Each line of the material below that holds the word "true" needs to be copied.

Data entries:
════
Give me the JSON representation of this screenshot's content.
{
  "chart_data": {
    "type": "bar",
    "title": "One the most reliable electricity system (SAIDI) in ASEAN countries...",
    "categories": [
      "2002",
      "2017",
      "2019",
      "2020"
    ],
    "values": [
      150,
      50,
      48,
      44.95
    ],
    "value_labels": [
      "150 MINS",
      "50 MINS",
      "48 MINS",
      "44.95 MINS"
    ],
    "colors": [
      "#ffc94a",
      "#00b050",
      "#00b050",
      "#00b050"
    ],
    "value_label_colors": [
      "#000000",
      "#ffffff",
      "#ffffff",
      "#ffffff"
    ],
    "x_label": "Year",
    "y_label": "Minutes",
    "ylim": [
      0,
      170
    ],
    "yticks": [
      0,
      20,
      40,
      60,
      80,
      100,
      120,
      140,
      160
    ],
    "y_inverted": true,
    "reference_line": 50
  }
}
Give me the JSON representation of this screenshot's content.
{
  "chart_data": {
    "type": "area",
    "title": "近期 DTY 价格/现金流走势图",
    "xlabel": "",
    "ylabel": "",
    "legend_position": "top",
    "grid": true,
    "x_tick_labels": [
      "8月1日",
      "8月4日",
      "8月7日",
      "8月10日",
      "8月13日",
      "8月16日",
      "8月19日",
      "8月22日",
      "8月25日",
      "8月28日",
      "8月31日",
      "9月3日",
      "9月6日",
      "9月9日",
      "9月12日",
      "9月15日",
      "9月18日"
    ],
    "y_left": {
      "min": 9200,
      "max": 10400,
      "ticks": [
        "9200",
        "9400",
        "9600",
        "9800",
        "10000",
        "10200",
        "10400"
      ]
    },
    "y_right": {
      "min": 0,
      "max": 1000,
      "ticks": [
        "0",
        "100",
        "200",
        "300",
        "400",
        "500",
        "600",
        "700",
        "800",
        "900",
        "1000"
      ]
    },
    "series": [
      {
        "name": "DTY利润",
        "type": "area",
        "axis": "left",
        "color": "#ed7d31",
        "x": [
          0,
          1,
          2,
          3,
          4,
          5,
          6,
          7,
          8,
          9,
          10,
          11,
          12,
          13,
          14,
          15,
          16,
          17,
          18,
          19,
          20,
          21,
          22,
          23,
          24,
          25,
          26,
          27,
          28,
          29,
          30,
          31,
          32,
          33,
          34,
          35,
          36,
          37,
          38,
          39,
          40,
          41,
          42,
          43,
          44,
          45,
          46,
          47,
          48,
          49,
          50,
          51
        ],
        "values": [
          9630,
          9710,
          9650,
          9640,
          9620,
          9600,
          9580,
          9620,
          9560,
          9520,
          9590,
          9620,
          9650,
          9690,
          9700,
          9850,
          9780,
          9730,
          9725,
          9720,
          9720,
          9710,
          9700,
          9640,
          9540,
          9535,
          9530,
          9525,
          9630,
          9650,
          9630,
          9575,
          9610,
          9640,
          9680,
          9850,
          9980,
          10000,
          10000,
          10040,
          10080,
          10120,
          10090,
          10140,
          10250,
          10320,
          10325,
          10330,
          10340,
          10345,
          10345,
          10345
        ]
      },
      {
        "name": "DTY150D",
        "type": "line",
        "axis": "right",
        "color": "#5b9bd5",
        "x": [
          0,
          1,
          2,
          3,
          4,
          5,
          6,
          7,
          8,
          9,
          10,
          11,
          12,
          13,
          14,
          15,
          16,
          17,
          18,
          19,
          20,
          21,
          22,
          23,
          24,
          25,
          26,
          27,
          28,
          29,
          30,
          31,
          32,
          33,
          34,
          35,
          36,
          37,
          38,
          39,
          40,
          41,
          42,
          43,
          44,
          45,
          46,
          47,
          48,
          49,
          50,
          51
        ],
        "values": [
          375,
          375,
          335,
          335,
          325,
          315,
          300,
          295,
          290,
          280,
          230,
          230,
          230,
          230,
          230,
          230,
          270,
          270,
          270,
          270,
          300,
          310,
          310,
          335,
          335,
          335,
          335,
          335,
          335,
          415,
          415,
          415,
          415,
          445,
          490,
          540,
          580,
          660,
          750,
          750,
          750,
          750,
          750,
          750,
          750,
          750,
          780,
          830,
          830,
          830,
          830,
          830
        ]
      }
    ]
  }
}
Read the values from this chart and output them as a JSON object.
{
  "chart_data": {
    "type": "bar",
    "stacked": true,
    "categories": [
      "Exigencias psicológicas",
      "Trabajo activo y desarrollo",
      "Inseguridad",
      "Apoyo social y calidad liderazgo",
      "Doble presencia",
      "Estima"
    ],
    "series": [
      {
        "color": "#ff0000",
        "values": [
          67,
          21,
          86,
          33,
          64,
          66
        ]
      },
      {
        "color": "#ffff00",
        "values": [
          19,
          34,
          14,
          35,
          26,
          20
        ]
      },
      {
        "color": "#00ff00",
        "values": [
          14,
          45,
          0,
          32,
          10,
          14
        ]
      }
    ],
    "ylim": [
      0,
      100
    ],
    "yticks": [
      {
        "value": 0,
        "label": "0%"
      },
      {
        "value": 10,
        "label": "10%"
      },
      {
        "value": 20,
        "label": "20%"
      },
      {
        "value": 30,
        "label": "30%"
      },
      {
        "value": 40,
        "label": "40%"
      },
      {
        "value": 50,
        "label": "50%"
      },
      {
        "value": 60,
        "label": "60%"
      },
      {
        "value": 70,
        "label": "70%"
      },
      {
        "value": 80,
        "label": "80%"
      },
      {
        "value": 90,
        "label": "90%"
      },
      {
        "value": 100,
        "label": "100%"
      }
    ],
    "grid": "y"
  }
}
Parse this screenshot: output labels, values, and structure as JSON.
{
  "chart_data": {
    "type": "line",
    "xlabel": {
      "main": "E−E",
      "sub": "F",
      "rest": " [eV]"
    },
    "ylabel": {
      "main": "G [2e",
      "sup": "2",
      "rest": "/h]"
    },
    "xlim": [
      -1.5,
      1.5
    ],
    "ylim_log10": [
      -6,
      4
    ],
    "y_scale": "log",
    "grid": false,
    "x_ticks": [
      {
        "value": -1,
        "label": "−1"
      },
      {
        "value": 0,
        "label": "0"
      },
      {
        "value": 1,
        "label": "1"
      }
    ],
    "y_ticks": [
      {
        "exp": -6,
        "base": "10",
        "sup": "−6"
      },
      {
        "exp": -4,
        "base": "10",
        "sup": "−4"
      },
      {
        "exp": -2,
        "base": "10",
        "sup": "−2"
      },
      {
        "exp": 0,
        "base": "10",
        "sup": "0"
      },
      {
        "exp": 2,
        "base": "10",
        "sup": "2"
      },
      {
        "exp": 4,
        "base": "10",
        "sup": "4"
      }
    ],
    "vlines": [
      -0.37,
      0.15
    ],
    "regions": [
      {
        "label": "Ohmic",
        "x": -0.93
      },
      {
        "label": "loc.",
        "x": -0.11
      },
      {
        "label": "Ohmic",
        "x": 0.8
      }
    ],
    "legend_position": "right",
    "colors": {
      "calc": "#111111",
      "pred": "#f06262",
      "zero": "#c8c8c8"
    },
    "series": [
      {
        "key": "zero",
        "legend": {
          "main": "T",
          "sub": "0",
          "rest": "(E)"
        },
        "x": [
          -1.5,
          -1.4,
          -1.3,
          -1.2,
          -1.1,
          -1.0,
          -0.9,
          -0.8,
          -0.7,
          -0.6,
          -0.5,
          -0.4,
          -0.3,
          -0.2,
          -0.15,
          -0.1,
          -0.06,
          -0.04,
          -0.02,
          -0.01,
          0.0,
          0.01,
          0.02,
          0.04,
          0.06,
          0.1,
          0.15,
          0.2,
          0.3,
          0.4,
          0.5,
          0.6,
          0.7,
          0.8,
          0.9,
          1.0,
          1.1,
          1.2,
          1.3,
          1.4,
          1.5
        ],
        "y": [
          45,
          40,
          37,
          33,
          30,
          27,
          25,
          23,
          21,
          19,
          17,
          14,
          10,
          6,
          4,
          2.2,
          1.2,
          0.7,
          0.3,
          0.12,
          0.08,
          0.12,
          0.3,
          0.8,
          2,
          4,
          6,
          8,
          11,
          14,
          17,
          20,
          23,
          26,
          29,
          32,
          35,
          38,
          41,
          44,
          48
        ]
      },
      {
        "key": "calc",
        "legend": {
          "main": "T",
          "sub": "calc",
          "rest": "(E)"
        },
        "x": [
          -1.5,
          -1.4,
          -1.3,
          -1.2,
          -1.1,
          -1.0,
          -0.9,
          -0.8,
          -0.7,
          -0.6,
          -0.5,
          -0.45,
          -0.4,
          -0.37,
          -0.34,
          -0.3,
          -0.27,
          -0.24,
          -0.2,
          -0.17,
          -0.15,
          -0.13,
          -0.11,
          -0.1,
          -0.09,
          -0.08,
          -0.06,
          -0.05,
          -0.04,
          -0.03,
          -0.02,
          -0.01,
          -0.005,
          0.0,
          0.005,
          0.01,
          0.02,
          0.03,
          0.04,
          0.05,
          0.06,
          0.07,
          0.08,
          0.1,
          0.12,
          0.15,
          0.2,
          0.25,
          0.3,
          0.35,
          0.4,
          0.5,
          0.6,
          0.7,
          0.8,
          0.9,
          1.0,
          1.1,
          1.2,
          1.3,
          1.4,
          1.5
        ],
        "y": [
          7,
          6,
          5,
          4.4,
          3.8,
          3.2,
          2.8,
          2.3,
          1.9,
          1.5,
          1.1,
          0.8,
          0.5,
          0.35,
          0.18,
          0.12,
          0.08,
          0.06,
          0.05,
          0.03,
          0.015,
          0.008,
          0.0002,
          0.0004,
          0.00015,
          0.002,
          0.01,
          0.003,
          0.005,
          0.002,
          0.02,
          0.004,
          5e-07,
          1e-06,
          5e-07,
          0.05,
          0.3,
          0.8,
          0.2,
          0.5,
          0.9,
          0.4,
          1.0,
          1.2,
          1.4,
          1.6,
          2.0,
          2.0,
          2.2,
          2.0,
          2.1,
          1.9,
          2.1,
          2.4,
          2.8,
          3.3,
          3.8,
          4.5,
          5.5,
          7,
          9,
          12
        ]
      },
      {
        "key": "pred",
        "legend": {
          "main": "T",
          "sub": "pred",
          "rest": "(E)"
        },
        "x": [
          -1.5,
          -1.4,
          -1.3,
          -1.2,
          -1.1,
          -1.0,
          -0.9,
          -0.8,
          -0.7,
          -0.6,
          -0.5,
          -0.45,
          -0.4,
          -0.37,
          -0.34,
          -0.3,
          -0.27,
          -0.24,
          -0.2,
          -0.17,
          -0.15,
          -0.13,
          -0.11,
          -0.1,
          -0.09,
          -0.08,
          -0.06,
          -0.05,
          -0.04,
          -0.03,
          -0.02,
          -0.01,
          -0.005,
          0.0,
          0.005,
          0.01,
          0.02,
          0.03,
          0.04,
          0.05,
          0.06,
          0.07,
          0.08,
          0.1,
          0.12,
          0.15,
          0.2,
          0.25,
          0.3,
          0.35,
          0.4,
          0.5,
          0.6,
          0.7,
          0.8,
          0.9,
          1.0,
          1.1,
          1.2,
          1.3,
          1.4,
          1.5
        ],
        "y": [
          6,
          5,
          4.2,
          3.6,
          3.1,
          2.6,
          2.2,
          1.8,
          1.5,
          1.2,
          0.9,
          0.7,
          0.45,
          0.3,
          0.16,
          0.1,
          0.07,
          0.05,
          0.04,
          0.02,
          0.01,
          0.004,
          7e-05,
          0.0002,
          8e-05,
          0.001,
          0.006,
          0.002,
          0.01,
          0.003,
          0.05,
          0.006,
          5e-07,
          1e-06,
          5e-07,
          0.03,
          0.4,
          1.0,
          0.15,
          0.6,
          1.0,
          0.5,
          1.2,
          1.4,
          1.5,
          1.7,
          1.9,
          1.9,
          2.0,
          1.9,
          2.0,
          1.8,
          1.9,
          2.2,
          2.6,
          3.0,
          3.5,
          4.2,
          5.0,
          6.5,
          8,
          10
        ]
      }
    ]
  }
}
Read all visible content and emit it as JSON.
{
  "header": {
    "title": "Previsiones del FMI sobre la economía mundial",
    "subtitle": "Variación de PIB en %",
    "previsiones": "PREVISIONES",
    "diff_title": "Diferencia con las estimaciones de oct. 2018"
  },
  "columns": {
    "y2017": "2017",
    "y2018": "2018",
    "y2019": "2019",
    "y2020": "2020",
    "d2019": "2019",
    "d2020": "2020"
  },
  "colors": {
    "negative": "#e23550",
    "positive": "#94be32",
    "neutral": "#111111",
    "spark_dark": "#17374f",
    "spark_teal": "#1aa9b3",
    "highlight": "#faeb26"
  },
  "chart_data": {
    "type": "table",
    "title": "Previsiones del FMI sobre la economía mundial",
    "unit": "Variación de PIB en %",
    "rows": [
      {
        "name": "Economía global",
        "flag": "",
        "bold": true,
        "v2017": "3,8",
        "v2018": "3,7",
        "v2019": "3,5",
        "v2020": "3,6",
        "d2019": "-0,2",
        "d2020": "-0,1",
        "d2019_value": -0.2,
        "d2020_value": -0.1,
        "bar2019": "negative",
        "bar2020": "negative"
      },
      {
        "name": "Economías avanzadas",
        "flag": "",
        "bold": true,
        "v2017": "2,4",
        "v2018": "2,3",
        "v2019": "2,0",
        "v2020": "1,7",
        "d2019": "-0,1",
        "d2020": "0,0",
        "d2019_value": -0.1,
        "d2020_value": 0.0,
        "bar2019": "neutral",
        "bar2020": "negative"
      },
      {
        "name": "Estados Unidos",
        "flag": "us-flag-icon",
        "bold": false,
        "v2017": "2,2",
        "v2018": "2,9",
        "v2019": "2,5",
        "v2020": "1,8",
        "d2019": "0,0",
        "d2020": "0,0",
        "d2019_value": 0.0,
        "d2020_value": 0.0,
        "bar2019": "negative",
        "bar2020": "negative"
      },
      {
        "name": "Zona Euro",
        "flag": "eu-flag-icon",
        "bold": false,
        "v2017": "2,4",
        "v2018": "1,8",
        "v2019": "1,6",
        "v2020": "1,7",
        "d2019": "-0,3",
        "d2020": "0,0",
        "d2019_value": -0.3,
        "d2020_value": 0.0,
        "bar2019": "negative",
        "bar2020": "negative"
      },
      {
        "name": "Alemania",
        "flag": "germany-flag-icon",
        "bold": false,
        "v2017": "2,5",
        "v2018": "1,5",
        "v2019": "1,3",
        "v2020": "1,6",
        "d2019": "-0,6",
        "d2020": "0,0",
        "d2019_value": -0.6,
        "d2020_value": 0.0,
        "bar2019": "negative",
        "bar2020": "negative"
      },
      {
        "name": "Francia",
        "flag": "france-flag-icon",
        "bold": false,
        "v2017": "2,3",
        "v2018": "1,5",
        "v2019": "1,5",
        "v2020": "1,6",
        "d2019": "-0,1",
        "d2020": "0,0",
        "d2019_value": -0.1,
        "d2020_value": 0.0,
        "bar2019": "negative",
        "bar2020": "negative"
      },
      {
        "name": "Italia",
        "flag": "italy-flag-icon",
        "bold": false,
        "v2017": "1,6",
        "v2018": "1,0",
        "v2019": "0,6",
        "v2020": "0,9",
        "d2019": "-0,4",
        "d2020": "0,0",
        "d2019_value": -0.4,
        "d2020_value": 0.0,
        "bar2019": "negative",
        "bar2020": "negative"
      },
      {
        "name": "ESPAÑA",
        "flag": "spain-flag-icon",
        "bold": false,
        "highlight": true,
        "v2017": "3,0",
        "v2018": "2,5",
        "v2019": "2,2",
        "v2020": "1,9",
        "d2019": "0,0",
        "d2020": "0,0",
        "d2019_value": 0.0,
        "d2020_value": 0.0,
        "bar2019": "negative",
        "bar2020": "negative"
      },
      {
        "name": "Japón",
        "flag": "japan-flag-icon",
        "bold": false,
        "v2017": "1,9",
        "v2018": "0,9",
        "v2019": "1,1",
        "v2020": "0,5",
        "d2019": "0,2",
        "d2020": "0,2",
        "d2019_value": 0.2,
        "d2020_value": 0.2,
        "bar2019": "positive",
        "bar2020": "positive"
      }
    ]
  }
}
════
TASK ANSWER:
    "y_inverted": true,
    "grid": true,
    "stacked": true,
        "bold": true,
        "bold": true,
        "highlight": true,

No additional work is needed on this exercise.